Copy out each line below that has the word "Callback" in it.

#### Data shown ####

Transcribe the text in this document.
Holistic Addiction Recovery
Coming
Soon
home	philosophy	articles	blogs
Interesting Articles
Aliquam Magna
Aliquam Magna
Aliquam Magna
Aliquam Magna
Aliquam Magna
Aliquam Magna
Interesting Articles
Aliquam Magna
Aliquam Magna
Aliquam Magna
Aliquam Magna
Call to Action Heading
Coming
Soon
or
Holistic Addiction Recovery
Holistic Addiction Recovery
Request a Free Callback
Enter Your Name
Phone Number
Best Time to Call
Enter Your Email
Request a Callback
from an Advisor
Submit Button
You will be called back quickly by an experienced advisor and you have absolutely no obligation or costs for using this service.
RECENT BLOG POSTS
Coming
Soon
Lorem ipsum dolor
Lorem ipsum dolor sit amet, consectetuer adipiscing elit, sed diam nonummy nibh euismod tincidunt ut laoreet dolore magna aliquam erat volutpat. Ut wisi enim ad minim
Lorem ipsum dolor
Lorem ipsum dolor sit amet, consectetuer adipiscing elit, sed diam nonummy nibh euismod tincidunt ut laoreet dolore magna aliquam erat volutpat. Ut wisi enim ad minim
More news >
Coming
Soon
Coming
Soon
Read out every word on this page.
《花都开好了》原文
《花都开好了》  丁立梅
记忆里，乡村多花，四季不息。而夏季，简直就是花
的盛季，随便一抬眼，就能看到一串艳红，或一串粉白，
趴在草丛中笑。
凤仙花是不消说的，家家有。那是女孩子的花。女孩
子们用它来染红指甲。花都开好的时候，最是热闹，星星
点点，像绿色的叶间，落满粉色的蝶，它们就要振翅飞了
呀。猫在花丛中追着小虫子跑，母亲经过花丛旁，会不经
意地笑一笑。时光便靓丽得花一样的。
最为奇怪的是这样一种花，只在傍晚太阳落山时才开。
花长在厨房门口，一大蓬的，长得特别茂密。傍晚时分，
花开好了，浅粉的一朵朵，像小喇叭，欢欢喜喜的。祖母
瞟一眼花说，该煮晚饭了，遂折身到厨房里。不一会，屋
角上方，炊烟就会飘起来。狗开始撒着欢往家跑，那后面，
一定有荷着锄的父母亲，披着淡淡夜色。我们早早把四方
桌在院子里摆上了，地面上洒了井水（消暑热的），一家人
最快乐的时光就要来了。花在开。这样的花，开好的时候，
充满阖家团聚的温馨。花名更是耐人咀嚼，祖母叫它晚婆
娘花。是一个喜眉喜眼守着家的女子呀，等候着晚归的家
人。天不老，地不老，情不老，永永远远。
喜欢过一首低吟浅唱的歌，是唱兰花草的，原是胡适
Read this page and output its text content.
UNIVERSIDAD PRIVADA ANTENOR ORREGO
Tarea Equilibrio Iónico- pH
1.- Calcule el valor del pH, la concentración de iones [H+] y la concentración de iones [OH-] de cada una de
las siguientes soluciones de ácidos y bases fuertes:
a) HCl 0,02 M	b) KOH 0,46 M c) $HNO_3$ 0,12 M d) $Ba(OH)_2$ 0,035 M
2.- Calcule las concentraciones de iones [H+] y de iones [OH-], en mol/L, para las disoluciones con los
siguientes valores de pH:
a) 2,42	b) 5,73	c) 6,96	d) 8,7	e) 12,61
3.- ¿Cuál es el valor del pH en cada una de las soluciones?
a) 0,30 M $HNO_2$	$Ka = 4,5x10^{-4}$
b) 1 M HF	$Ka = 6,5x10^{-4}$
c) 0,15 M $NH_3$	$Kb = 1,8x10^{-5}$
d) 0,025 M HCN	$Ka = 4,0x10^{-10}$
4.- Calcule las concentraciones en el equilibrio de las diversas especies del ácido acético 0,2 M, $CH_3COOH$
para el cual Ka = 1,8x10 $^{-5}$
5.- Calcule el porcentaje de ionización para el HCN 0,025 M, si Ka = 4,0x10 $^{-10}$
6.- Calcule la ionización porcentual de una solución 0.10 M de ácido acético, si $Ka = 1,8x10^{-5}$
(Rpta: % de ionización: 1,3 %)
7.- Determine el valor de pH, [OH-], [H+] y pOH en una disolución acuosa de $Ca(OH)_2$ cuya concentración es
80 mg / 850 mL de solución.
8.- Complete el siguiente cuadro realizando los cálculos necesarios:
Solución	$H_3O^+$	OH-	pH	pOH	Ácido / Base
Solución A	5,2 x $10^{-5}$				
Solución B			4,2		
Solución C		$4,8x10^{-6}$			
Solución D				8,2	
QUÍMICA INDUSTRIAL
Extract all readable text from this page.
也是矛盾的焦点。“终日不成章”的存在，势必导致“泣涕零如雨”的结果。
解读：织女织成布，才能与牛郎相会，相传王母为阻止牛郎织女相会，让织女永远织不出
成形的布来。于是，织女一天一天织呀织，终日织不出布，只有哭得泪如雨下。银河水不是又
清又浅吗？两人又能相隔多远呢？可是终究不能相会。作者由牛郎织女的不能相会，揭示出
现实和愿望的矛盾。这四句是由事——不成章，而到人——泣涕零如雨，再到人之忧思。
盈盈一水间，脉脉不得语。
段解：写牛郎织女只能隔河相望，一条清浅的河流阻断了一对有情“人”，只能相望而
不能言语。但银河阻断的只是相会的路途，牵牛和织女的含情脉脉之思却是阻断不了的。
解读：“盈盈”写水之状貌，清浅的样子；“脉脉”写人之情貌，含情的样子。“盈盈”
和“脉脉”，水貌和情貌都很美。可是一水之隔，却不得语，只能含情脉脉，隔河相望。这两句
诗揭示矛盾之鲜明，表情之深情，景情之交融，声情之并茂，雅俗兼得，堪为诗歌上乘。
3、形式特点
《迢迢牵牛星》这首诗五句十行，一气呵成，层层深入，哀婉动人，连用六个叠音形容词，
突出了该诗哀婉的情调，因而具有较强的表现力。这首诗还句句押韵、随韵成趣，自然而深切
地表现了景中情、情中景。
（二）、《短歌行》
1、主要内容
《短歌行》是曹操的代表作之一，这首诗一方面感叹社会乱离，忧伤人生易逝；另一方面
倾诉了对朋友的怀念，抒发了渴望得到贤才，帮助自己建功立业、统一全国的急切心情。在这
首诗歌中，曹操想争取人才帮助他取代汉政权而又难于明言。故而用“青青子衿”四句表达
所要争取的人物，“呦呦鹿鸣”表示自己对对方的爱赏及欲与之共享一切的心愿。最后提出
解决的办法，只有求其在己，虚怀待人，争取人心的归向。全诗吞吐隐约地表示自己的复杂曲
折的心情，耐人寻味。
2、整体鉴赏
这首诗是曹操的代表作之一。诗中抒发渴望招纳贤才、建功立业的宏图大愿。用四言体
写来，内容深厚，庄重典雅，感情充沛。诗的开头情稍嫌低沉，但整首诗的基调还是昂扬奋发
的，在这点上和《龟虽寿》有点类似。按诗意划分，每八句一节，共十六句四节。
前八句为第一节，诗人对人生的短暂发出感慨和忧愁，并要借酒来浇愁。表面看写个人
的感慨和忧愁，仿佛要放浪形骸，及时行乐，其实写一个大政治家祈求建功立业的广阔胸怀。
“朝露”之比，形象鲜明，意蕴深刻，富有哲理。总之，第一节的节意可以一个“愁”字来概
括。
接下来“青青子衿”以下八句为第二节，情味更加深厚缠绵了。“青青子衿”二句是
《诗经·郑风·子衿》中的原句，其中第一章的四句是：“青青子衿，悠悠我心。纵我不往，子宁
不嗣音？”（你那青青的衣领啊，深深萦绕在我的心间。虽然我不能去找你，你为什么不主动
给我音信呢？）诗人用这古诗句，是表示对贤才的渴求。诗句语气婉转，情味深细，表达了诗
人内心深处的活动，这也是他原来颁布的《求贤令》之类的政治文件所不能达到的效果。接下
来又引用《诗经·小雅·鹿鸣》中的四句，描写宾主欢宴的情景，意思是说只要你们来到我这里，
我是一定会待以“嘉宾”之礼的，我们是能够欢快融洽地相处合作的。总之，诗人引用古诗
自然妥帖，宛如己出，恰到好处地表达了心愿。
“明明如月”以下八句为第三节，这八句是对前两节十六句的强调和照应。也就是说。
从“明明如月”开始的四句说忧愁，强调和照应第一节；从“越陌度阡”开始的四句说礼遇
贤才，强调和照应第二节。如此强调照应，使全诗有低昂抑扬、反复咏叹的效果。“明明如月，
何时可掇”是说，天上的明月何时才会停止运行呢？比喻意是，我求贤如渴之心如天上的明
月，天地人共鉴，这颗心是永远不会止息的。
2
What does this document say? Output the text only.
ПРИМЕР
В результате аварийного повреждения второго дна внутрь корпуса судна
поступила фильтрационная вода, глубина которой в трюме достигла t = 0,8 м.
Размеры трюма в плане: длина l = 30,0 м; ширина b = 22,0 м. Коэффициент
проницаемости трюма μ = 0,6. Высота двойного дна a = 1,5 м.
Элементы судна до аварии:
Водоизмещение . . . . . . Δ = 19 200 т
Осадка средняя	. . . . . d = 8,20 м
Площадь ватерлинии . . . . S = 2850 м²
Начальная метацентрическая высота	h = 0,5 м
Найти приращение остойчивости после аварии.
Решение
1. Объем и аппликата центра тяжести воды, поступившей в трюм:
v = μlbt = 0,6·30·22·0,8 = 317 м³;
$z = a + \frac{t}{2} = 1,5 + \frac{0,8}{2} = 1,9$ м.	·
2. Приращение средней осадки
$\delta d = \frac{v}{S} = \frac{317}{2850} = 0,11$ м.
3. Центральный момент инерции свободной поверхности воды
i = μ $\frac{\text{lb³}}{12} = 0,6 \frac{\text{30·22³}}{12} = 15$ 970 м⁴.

####

• [Answer to this problem]
Request a Free Callback
Request a Callback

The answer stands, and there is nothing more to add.